Exercise goal =
Present every line in which the string "LIQUID" appears.

Excerpt from a dataset
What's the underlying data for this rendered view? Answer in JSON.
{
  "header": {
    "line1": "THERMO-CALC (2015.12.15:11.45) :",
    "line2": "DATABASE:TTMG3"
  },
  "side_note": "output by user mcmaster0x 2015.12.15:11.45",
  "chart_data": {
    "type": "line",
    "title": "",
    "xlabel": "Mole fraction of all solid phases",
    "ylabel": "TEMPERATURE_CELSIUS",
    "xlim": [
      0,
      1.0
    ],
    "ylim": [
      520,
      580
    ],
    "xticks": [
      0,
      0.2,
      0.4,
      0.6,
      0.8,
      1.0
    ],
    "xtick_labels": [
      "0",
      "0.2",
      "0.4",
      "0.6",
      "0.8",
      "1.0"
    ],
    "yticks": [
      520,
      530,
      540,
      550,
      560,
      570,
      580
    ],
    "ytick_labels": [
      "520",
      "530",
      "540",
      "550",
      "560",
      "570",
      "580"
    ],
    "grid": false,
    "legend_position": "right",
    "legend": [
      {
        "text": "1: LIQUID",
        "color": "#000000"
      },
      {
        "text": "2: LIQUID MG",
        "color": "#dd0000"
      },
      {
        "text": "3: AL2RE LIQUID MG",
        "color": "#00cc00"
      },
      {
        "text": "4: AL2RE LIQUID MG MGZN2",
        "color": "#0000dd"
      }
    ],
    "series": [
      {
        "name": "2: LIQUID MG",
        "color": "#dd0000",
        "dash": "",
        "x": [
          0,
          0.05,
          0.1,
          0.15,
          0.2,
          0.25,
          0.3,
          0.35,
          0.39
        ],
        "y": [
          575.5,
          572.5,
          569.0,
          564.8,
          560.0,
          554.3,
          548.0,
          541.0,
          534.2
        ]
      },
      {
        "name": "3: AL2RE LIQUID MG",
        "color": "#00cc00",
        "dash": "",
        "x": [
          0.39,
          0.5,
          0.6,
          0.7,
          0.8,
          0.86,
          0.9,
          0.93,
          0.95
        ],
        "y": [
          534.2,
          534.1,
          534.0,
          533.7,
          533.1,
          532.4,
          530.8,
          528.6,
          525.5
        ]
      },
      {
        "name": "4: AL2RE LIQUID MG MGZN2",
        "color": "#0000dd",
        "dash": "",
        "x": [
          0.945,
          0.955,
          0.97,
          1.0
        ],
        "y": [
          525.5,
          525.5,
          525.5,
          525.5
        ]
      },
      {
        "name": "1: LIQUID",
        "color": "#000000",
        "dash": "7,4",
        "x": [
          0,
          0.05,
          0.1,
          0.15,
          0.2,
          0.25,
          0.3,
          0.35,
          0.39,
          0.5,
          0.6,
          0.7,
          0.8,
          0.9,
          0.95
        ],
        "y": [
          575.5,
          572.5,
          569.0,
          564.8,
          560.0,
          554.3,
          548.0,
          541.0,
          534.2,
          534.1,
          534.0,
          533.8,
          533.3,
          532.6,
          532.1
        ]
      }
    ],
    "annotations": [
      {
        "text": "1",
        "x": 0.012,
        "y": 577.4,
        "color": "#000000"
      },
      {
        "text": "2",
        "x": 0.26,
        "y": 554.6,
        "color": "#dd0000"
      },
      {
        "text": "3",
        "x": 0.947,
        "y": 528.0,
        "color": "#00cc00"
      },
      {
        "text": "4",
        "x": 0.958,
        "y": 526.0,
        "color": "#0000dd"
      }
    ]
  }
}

Solution for this exercise =
        "text": "1: LIQUID",
        "text": "2: LIQUID MG",
        "text": "3: AL2RE LIQUID MG",
        "text": "4: AL2RE LIQUID MG MGZN2",
        "name": "2: LIQUID MG",
        "name": "3: AL2RE LIQUID MG",
        "name": "4: AL2RE LIQUID MG MGZN2",
        "name": "1: LIQUID",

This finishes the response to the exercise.